─── ENTRIES SUPPLIED
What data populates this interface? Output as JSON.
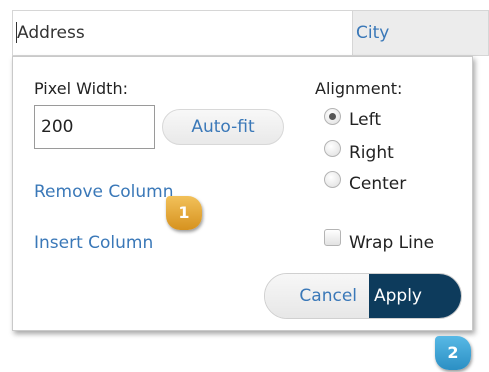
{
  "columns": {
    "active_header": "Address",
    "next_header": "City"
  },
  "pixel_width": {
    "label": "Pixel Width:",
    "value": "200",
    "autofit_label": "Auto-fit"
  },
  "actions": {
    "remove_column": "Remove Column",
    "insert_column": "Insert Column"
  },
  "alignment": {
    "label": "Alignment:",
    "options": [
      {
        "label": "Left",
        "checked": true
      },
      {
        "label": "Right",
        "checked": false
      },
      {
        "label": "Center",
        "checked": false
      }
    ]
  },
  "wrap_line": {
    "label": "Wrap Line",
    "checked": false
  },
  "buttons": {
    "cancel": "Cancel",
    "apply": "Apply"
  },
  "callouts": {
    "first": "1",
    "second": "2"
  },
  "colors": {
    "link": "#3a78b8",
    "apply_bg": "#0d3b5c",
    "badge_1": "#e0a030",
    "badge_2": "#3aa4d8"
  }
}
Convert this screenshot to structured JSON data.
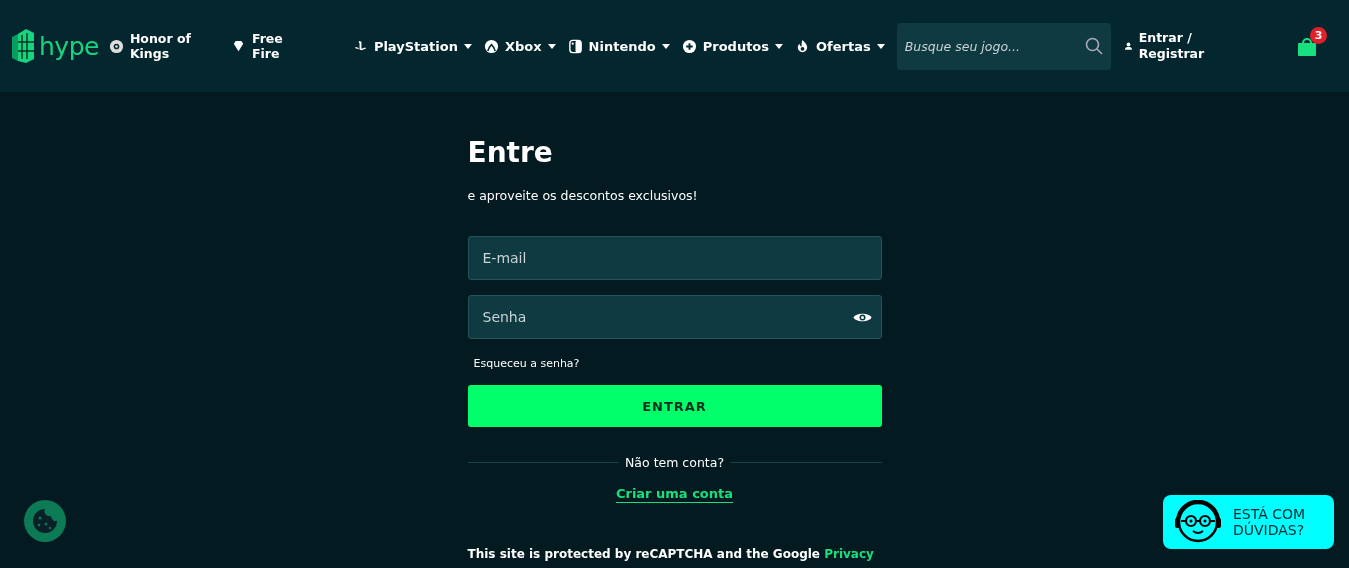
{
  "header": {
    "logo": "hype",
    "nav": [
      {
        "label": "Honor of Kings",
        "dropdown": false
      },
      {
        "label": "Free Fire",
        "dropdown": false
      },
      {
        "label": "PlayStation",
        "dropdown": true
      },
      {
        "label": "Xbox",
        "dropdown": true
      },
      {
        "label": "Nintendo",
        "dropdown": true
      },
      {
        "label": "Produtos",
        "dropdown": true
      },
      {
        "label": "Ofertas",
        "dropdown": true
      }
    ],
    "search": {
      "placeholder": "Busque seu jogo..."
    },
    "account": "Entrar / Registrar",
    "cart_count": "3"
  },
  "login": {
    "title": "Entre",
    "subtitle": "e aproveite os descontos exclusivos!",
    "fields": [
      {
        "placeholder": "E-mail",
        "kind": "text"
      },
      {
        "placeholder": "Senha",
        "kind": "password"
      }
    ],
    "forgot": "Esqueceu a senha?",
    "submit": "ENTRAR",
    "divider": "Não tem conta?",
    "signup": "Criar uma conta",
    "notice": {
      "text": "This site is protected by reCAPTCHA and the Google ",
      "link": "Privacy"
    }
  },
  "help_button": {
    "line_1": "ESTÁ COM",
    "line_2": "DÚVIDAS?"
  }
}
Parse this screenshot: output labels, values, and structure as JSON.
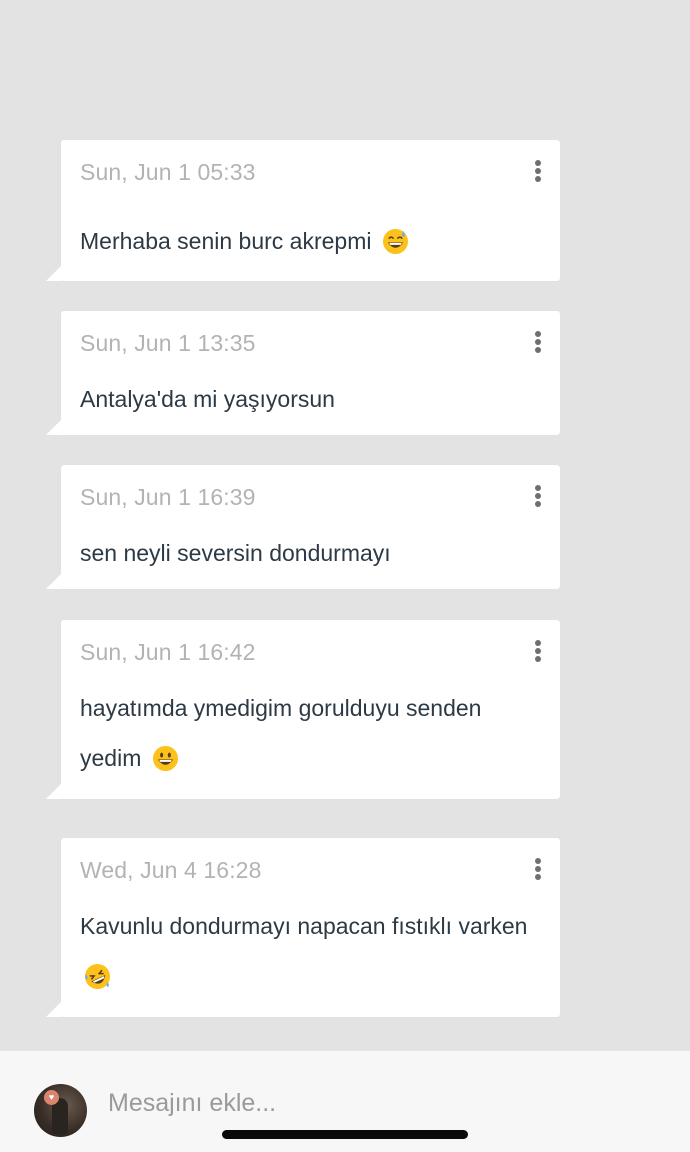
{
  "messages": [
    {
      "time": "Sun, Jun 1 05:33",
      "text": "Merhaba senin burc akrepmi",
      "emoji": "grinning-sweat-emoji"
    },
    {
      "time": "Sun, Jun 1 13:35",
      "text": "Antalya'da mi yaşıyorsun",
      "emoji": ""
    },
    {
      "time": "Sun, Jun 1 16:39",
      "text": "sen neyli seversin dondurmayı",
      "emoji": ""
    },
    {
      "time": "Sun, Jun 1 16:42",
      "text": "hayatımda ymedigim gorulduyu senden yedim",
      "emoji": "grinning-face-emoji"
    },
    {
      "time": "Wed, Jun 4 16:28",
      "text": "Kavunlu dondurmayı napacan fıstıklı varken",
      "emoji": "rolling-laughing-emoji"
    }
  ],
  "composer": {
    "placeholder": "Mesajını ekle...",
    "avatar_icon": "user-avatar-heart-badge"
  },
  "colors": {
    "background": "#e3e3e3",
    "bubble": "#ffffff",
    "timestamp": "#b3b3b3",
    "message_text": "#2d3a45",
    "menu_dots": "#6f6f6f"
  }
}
──────
TO DO. Copy out the whole listing exactly, and don't carry over any pictures.

WRITTEN ANSWER.
What data populates this interface? Output as JSON.
{
  "columns": {
    "active_header": "Address",
    "next_header": "City"
  },
  "pixel_width": {
    "label": "Pixel Width:",
    "value": "200",
    "autofit_label": "Auto-fit"
  },
  "actions": {
    "remove_column": "Remove Column",
    "insert_column": "Insert Column"
  },
  "alignment": {
    "label": "Alignment:",
    "options": [
      {
        "label": "Left",
        "checked": true
      },
      {
        "label": "Right",
        "checked": false
      },
      {
        "label": "Center",
        "checked": false
      }
    ]
  },
  "wrap_line": {
    "label": "Wrap Line",
    "checked": false
  },
  "buttons": {
    "cancel": "Cancel",
    "apply": "Apply"
  },
  "callouts": {
    "first": "1",
    "second": "2"
  },
  "colors": {
    "link": "#3a78b8",
    "apply_bg": "#0d3b5c",
    "badge_1": "#e0a030",
    "badge_2": "#3aa4d8"
  }
}
Convert this screenshot to structured JSON data.
{
  "header": {
    "logo": "hype",
    "nav": [
      {
        "label": "Honor of Kings",
        "dropdown": false
      },
      {
        "label": "Free Fire",
        "dropdown": false
      },
      {
        "label": "PlayStation",
        "dropdown": true
      },
      {
        "label": "Xbox",
        "dropdown": true
      },
      {
        "label": "Nintendo",
        "dropdown": true
      },
      {
        "label": "Produtos",
        "dropdown": true
      },
      {
        "label": "Ofertas",
        "dropdown": true
      }
    ],
    "search": {
      "placeholder": "Busque seu jogo..."
    },
    "account": "Entrar / Registrar",
    "cart_count": "3"
  },
  "login": {
    "title": "Entre",
    "subtitle": "e aproveite os descontos exclusivos!",
    "fields": [
      {
        "placeholder": "E-mail",
        "kind": "text"
      },
      {
        "placeholder": "Senha",
        "kind": "password"
      }
    ],
    "forgot": "Esqueceu a senha?",
    "submit": "ENTRAR",
    "divider": "Não tem conta?",
    "signup": "Criar uma conta",
    "notice": {
      "text": "This site is protected by reCAPTCHA and the Google ",
      "link": "Privacy"
    }
  },
  "help_button": {
    "line_1": "ESTÁ COM",
    "line_2": "DÚVIDAS?"
  }
}
Parse this screenshot: output labels, values, and structure as JSON.
{
  "messages": [
    {
      "time": "Sun, Jun 1 05:33",
      "text": "Merhaba senin burc akrepmi",
      "emoji": "grinning-sweat-emoji"
    },
    {
      "time": "Sun, Jun 1 13:35",
      "text": "Antalya'da mi yaşıyorsun",
      "emoji": ""
    },
    {
      "time": "Sun, Jun 1 16:39",
      "text": "sen neyli seversin dondurmayı",
      "emoji": ""
    },
    {
      "time": "Sun, Jun 1 16:42",
      "text": "hayatımda ymedigim gorulduyu senden yedim",
      "emoji": "grinning-face-emoji"
    },
    {
      "time": "Wed, Jun 4 16:28",
      "text": "Kavunlu dondurmayı napacan fıstıklı varken",
      "emoji": "rolling-laughing-emoji"
    }
  ],
  "composer": {
    "placeholder": "Mesajını ekle...",
    "avatar_icon": "user-avatar-heart-badge"
  },
  "colors": {
    "background": "#e3e3e3",
    "bubble": "#ffffff",
    "timestamp": "#b3b3b3",
    "message_text": "#2d3a45",
    "menu_dots": "#6f6f6f"
  }
}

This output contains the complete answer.